• _SHORT PROBLEM_
Return all of the entries exactly, with nothing added or left out.

Entries taken from a collection
# # # #

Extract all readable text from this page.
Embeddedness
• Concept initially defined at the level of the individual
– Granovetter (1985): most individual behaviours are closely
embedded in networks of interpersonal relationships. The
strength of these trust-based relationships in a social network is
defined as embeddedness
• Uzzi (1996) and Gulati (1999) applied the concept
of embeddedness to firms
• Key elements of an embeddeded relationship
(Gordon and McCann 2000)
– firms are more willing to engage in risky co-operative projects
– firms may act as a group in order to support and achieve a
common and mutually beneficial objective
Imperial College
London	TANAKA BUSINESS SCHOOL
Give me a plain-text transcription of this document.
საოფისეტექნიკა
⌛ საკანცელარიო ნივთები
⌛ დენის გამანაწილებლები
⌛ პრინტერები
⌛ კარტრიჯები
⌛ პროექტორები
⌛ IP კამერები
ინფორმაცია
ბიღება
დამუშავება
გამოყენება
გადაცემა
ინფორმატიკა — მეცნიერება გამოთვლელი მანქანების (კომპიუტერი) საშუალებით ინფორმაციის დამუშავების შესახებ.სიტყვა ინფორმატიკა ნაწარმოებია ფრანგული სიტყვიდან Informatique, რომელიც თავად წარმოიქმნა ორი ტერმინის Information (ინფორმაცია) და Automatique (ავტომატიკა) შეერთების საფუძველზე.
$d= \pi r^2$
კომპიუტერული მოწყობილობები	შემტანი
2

# # # #

• _EXERCISE ANSWER_
Extract all readable text from this page.
Embeddedness
• Concept initially defined at the level of the individual
– Granovetter (1985): most individual behaviours are closely
embedded in networks of interpersonal relationships. The
strength of these trust-based relationships in a social network is
defined as embeddedness
• Uzzi (1996) and Gulati (1999) applied the concept
of embeddedness to firms
• Key elements of an embeddeded relationship
(Gordon and McCann 2000)
– firms are more willing to engage in risky co-operative projects
– firms may act as a group in order to support and achieve a
common and mutually beneficial objective
Imperial College
London	TANAKA BUSINESS SCHOOL
Give me a plain-text transcription of this document.
საოფისეტექნიკა
⌛ საკანცელარიო ნივთები
⌛ დენის გამანაწილებლები
⌛ პრინტერები
⌛ კარტრიჯები
⌛ პროექტორები
⌛ IP კამერები
ინფორმაცია
ბიღება
დამუშავება
გამოყენება
გადაცემა
ინფორმატიკა — მეცნიერება გამოთვლელი მანქანების (კომპიუტერი) საშუალებით ინფორმაციის დამუშავების შესახებ.სიტყვა ინფორმატიკა ნაწარმოებია ფრანგული სიტყვიდან Informatique, რომელიც თავად წარმოიქმნა ორი ტერმინის Information (ინფორმაცია) და Automatique (ავტომატიკა) შეერთების საფუძველზე.
$d= \pi r^2$
კომპიუტერული მოწყობილობები	შემტანი
2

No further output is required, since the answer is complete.